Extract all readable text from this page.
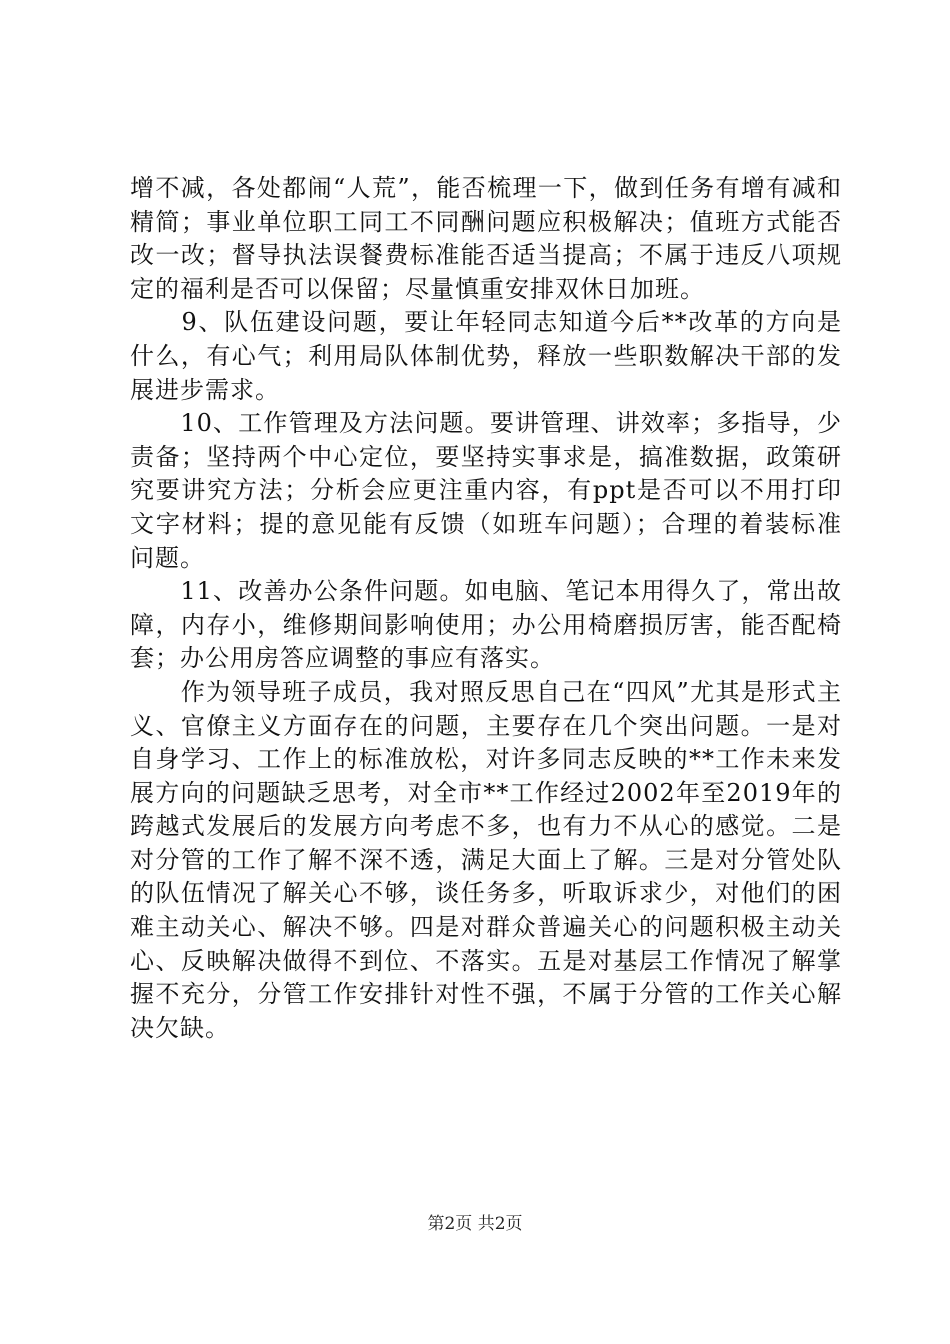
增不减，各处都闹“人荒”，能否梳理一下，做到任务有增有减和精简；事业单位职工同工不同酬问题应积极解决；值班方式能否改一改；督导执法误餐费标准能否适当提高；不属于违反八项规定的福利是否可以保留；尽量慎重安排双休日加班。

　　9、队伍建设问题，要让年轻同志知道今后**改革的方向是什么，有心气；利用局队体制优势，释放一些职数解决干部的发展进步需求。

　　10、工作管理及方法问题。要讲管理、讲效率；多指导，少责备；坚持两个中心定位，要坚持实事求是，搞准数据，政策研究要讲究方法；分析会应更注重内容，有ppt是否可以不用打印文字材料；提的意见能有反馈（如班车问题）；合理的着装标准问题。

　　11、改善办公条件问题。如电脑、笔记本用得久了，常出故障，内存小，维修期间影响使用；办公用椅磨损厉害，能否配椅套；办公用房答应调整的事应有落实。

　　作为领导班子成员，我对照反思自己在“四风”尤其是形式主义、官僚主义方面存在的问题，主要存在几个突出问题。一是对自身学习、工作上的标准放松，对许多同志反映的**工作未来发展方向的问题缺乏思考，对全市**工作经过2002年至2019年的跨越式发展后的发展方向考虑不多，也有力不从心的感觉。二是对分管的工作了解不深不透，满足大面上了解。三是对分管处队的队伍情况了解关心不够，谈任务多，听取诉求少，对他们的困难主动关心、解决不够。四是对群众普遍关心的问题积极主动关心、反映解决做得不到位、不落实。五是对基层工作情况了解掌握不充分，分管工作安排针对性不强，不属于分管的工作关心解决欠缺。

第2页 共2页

---

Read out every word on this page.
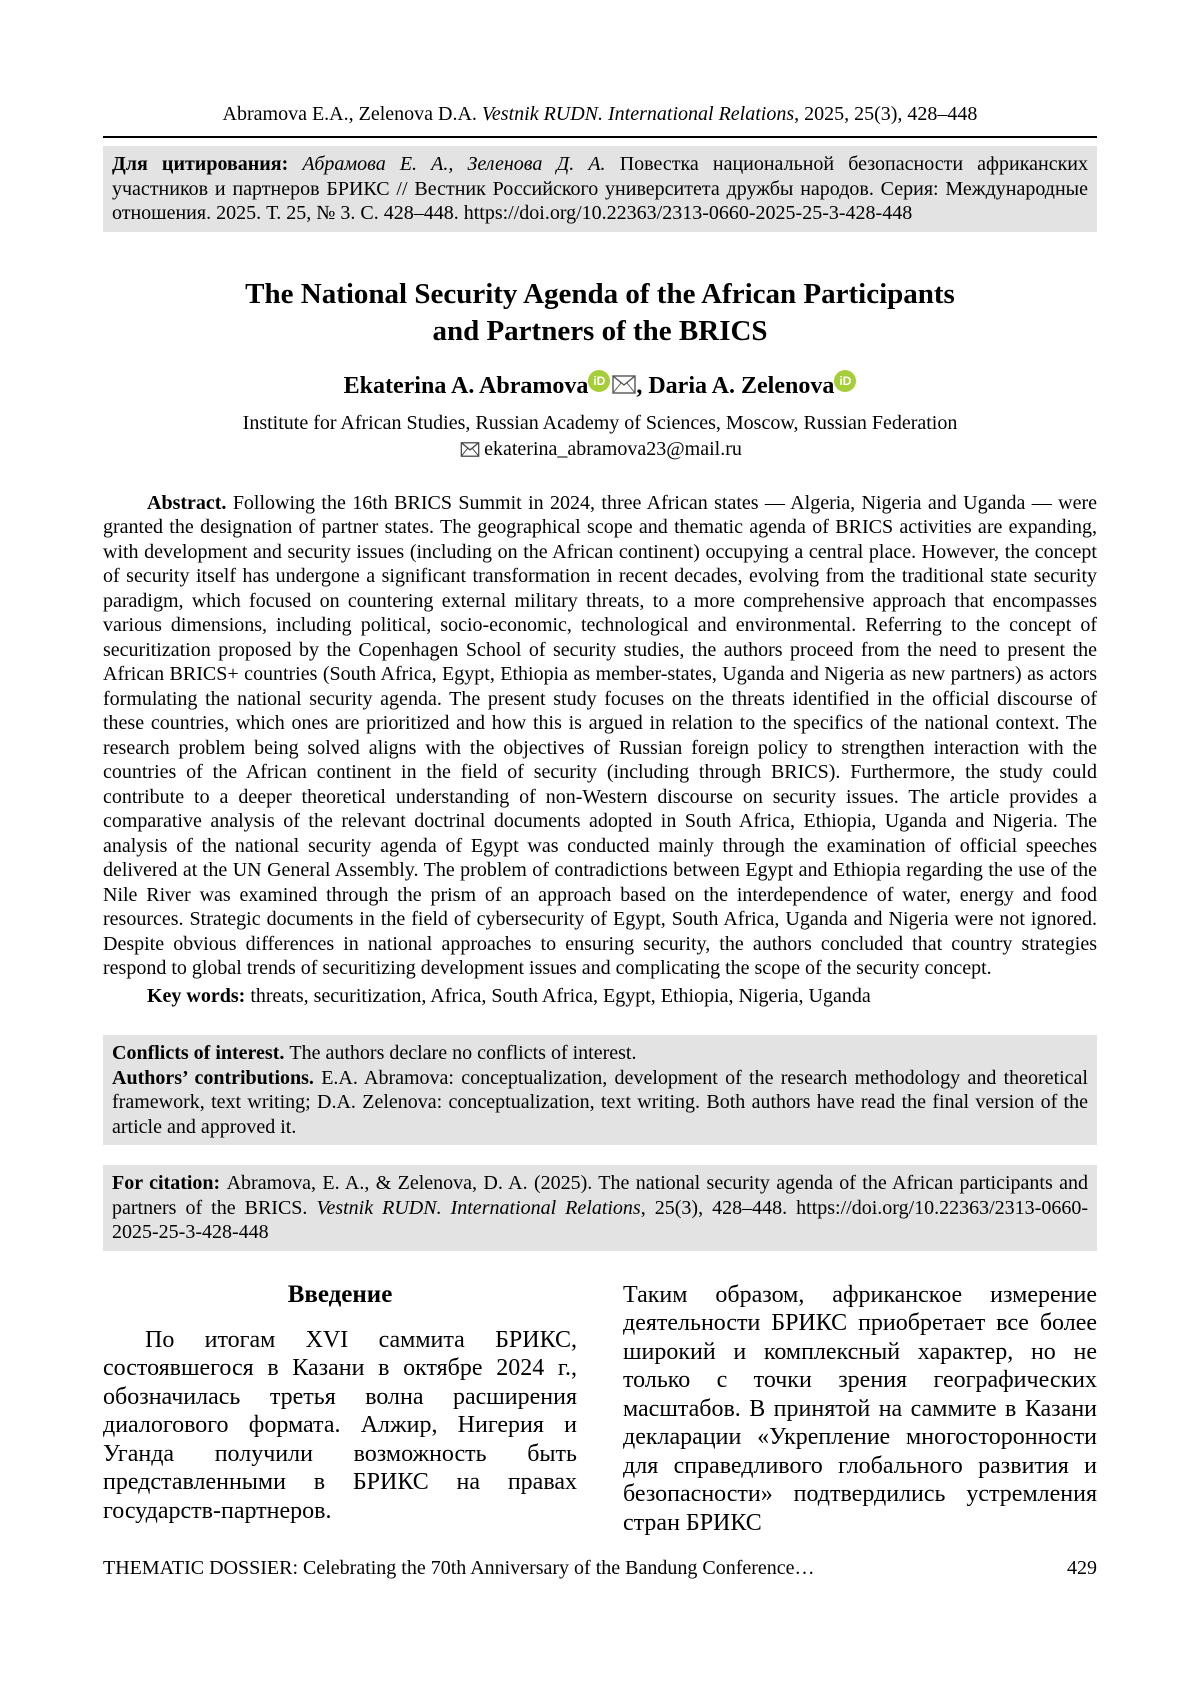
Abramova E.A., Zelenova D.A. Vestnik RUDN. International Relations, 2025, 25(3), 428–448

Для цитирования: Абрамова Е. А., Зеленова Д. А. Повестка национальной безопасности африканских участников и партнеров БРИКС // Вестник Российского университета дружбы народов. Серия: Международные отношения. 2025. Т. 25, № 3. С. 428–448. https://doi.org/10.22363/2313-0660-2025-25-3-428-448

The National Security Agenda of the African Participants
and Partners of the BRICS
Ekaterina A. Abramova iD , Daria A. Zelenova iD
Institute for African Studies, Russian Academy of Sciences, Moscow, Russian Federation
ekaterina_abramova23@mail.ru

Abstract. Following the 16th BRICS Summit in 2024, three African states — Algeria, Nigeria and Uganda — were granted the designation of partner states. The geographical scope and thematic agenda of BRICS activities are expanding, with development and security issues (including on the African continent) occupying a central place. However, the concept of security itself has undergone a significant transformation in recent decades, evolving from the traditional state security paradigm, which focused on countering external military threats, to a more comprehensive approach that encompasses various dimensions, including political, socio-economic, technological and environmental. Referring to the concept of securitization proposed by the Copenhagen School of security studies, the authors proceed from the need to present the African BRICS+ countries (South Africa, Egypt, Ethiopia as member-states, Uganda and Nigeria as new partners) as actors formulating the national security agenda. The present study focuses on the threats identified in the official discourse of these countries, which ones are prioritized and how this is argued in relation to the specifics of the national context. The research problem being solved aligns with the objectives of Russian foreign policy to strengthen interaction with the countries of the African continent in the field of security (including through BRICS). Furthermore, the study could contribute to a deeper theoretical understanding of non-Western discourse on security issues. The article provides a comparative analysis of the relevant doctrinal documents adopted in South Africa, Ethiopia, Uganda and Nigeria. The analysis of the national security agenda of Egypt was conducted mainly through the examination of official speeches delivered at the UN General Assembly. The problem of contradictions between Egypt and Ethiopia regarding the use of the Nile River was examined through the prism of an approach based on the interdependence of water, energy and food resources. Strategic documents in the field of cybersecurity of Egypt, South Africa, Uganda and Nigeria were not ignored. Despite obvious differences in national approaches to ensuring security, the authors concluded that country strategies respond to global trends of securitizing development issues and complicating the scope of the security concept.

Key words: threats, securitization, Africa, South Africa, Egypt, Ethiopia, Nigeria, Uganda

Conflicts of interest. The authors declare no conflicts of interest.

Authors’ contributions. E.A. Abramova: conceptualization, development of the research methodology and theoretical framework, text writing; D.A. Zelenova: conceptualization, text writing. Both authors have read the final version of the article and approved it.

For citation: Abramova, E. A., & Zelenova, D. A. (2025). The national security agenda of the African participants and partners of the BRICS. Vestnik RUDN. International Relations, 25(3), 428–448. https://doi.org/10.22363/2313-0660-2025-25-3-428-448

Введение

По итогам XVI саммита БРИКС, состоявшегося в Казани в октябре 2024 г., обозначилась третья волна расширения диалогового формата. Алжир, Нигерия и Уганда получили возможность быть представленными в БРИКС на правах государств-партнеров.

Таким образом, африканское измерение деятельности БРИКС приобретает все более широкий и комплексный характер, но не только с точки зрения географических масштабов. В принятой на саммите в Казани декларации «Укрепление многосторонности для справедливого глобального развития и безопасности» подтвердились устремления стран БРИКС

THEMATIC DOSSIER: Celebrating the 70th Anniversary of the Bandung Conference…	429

Task statement: State only the count of lines above that hold the string "RUDN".

Solution for this task: 2